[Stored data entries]
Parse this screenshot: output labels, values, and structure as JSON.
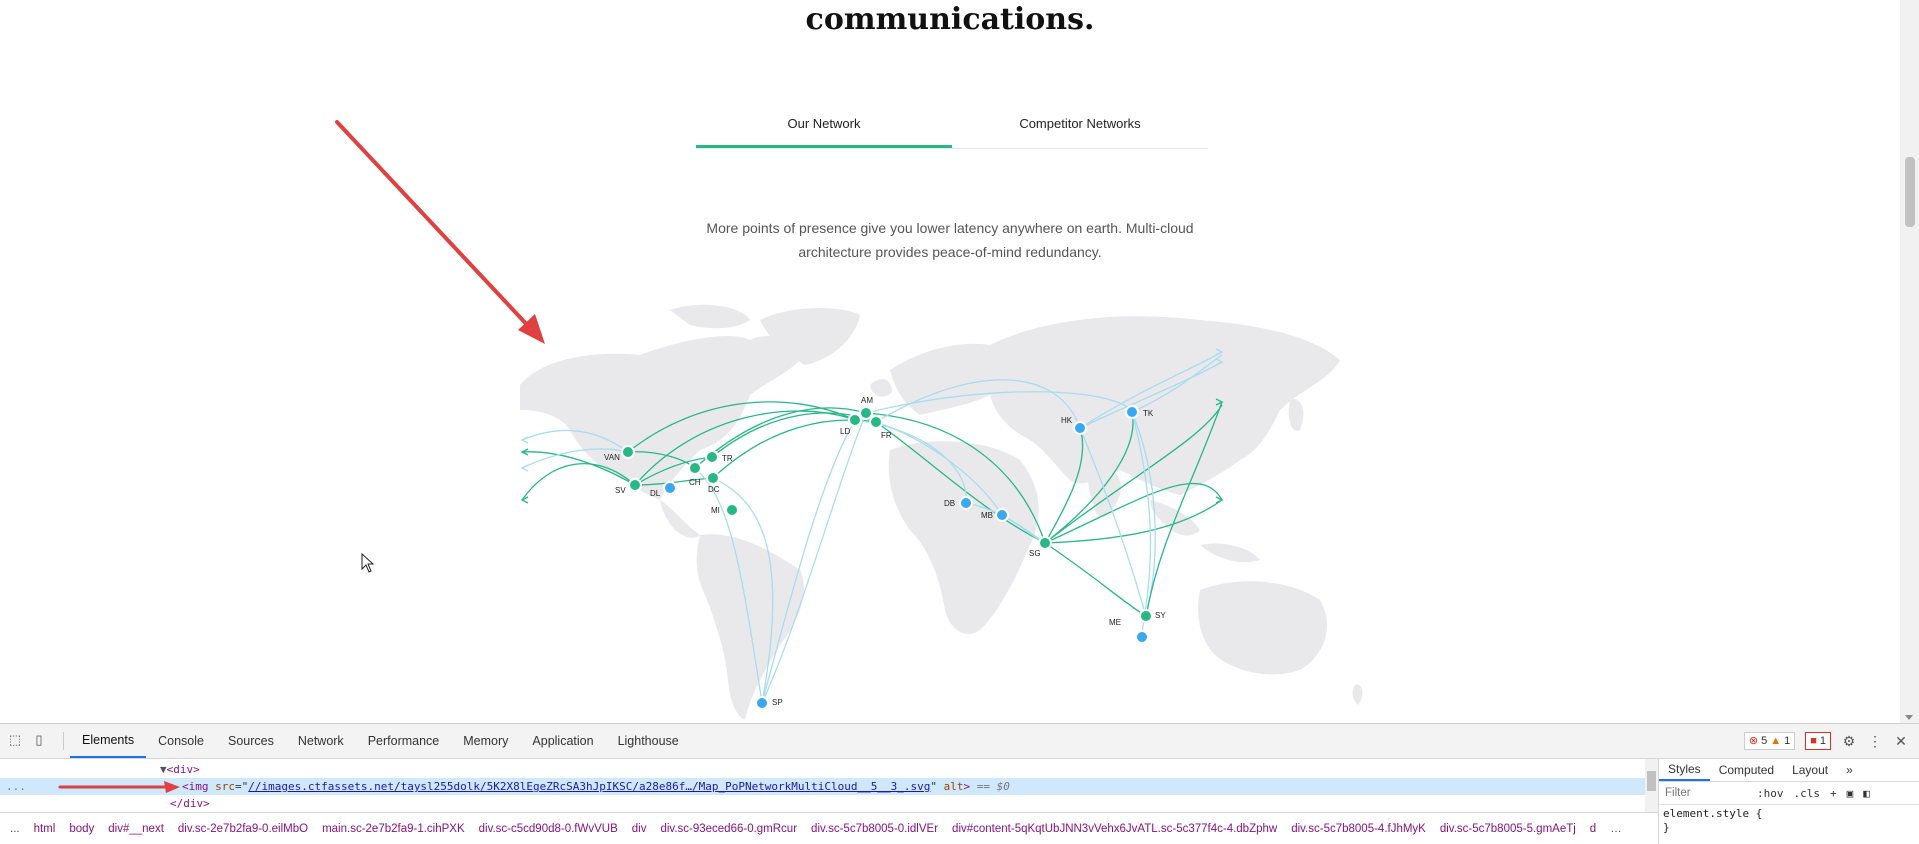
{
  "page": {
    "headline": "communications.",
    "tabs": [
      {
        "label": "Our Network",
        "active": true
      },
      {
        "label": "Competitor Networks",
        "active": false
      }
    ],
    "lead": "More points of presence give you lower latency anywhere on earth. Multi-cloud architecture provides peace-of-mind redundancy.",
    "accent_color": "#27b885",
    "secondary_color": "#3aa8f0"
  },
  "map": {
    "nodes": [
      {
        "code": "VAN",
        "type": "green"
      },
      {
        "code": "SV",
        "type": "green"
      },
      {
        "code": "DL",
        "type": "blue"
      },
      {
        "code": "CH",
        "type": "green"
      },
      {
        "code": "TR",
        "type": "green"
      },
      {
        "code": "DC",
        "type": "green"
      },
      {
        "code": "MI",
        "type": "green"
      },
      {
        "code": "SP",
        "type": "blue"
      },
      {
        "code": "LD",
        "type": "green"
      },
      {
        "code": "AM",
        "type": "green"
      },
      {
        "code": "FR",
        "type": "green"
      },
      {
        "code": "DB",
        "type": "blue"
      },
      {
        "code": "MB",
        "type": "blue"
      },
      {
        "code": "SG",
        "type": "green"
      },
      {
        "code": "HK",
        "type": "blue"
      },
      {
        "code": "TK",
        "type": "blue"
      },
      {
        "code": "SY",
        "type": "green"
      },
      {
        "code": "ME",
        "type": "blue"
      }
    ]
  },
  "devtools": {
    "tabs": [
      "Elements",
      "Console",
      "Sources",
      "Network",
      "Performance",
      "Memory",
      "Application",
      "Lighthouse"
    ],
    "active_tab": "Elements",
    "errors": "5",
    "warnings": "1",
    "issues": "1",
    "dom": {
      "line1_tag": "<div>",
      "line2_tag_open": "<img",
      "line2_attr_src": "src",
      "line2_src_value": "//images.ctfassets.net/taysl255dolk/5K2X8lEgeZRcSA3hJpIKSC/a28e86f…/Map_PoPNetworkMultiCloud__5__3_.svg",
      "line2_attr_alt": "alt",
      "line2_close": ">",
      "line2_eq": "== $0",
      "line3_tag": "</div>",
      "gutter": "..."
    },
    "styles_tabs": [
      "Styles",
      "Computed",
      "Layout"
    ],
    "styles_more": "»",
    "filter_placeholder": "Filter",
    "hov": ":hov",
    "cls": ".cls",
    "element_style": "element.style {",
    "element_style_close": "}",
    "breadcrumbs_lead": "...",
    "breadcrumbs": [
      "html",
      "body",
      "div#__next",
      "div.sc-2e7b2fa9-0.eilMbO",
      "main.sc-2e7b2fa9-1.cihPXK",
      "div.sc-c5cd90d8-0.fWvVUB",
      "div",
      "div.sc-93eced66-0.gmRcur",
      "div.sc-5c7b8005-0.idlVEr",
      "div#content-5qKqtUbJNN3vVehx6JvATL.sc-5c377f4c-4.dbZphw",
      "div.sc-5c7b8005-4.fJhMyK",
      "div.sc-5c7b8005-5.gmAeTj",
      "d"
    ],
    "breadcrumbs_trail": "…"
  }
}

| TASK |
Reproduce every line exactly and omit all pictures.

| SOLUTION TO THE PROBLEM |
Parse this screenshot: output labels, values, and structure as JSON.
{
  "page": {
    "headline": "communications.",
    "tabs": [
      {
        "label": "Our Network",
        "active": true
      },
      {
        "label": "Competitor Networks",
        "active": false
      }
    ],
    "lead": "More points of presence give you lower latency anywhere on earth. Multi-cloud architecture provides peace-of-mind redundancy.",
    "accent_color": "#27b885",
    "secondary_color": "#3aa8f0"
  },
  "map": {
    "nodes": [
      {
        "code": "VAN",
        "type": "green"
      },
      {
        "code": "SV",
        "type": "green"
      },
      {
        "code": "DL",
        "type": "blue"
      },
      {
        "code": "CH",
        "type": "green"
      },
      {
        "code": "TR",
        "type": "green"
      },
      {
        "code": "DC",
        "type": "green"
      },
      {
        "code": "MI",
        "type": "green"
      },
      {
        "code": "SP",
        "type": "blue"
      },
      {
        "code": "LD",
        "type": "green"
      },
      {
        "code": "AM",
        "type": "green"
      },
      {
        "code": "FR",
        "type": "green"
      },
      {
        "code": "DB",
        "type": "blue"
      },
      {
        "code": "MB",
        "type": "blue"
      },
      {
        "code": "SG",
        "type": "green"
      },
      {
        "code": "HK",
        "type": "blue"
      },
      {
        "code": "TK",
        "type": "blue"
      },
      {
        "code": "SY",
        "type": "green"
      },
      {
        "code": "ME",
        "type": "blue"
      }
    ]
  },
  "devtools": {
    "tabs": [
      "Elements",
      "Console",
      "Sources",
      "Network",
      "Performance",
      "Memory",
      "Application",
      "Lighthouse"
    ],
    "active_tab": "Elements",
    "errors": "5",
    "warnings": "1",
    "issues": "1",
    "dom": {
      "line1_tag": "<div>",
      "line2_tag_open": "<img",
      "line2_attr_src": "src",
      "line2_src_value": "//images.ctfassets.net/taysl255dolk/5K2X8lEgeZRcSA3hJpIKSC/a28e86f…/Map_PoPNetworkMultiCloud__5__3_.svg",
      "line2_attr_alt": "alt",
      "line2_close": ">",
      "line2_eq": "== $0",
      "line3_tag": "</div>",
      "gutter": "..."
    },
    "styles_tabs": [
      "Styles",
      "Computed",
      "Layout"
    ],
    "styles_more": "»",
    "filter_placeholder": "Filter",
    "hov": ":hov",
    "cls": ".cls",
    "element_style": "element.style {",
    "element_style_close": "}",
    "breadcrumbs_lead": "...",
    "breadcrumbs": [
      "html",
      "body",
      "div#__next",
      "div.sc-2e7b2fa9-0.eilMbO",
      "main.sc-2e7b2fa9-1.cihPXK",
      "div.sc-c5cd90d8-0.fWvVUB",
      "div",
      "div.sc-93eced66-0.gmRcur",
      "div.sc-5c7b8005-0.idlVEr",
      "div#content-5qKqtUbJNN3vVehx6JvATL.sc-5c377f4c-4.dbZphw",
      "div.sc-5c7b8005-4.fJhMyK",
      "div.sc-5c7b8005-5.gmAeTj",
      "d"
    ],
    "breadcrumbs_trail": "…"
  }
}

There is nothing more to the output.